To be done → Return each line containing the string "this".

Given records →
________________________

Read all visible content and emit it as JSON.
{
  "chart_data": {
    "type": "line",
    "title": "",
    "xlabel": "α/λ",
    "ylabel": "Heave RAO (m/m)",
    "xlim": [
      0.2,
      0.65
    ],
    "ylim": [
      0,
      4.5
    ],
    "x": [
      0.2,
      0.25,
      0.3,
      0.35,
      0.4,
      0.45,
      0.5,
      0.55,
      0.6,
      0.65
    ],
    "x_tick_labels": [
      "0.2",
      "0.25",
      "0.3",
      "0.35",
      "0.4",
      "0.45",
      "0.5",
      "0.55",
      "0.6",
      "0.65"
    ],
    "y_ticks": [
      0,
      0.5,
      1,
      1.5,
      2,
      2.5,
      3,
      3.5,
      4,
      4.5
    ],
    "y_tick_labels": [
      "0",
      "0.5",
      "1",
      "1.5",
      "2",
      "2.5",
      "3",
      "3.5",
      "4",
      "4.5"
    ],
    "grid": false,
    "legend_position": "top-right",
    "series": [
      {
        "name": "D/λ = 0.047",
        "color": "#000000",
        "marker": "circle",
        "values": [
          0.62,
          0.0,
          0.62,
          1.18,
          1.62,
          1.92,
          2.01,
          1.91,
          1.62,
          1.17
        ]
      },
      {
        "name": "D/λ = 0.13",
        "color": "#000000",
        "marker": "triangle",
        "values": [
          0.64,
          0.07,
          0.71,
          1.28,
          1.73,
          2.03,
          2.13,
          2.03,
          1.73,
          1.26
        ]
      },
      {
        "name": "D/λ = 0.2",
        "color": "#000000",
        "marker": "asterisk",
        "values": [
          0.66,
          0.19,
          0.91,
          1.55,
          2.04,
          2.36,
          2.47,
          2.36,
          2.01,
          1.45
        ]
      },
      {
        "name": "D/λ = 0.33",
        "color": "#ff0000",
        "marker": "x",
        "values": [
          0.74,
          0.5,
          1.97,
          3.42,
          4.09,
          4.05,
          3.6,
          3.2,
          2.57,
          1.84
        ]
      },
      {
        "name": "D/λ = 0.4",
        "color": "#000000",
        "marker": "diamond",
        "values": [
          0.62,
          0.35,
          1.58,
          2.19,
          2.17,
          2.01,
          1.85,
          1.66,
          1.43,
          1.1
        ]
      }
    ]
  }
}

________________________

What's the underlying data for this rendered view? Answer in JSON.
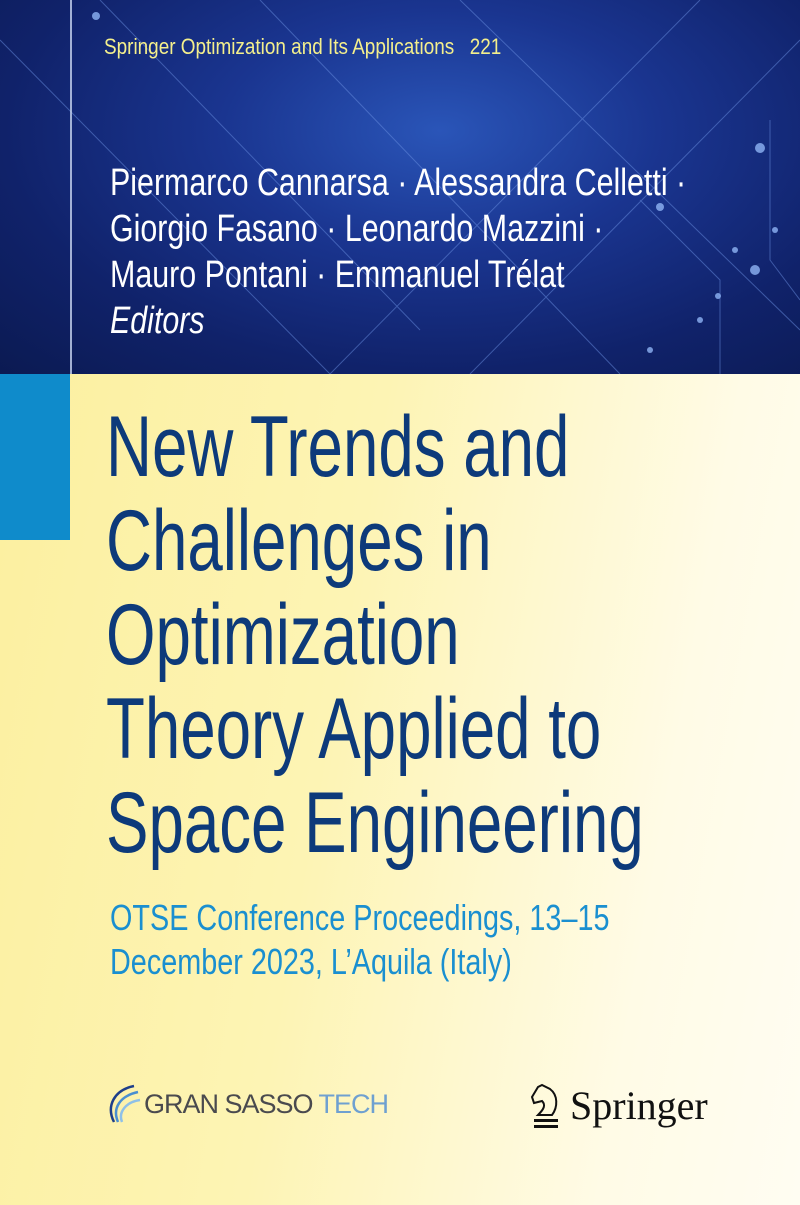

________________________

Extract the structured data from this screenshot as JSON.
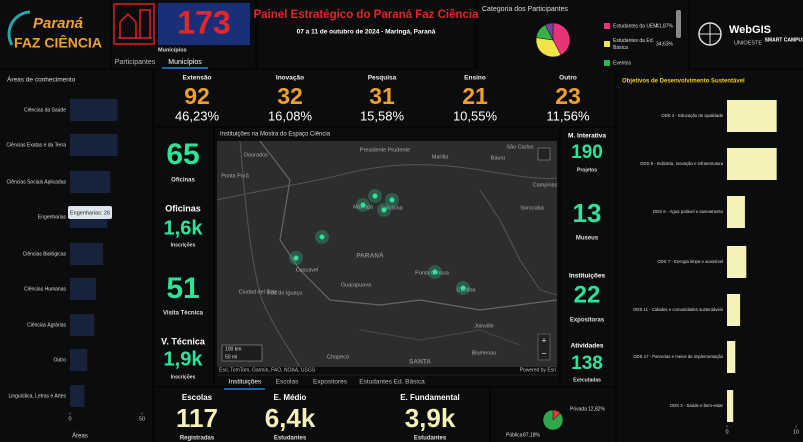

________________________

Output of the task →
What's the underlying data for this rendered view? Answer in JSON.
Extract the structured data from this screenshot as JSON.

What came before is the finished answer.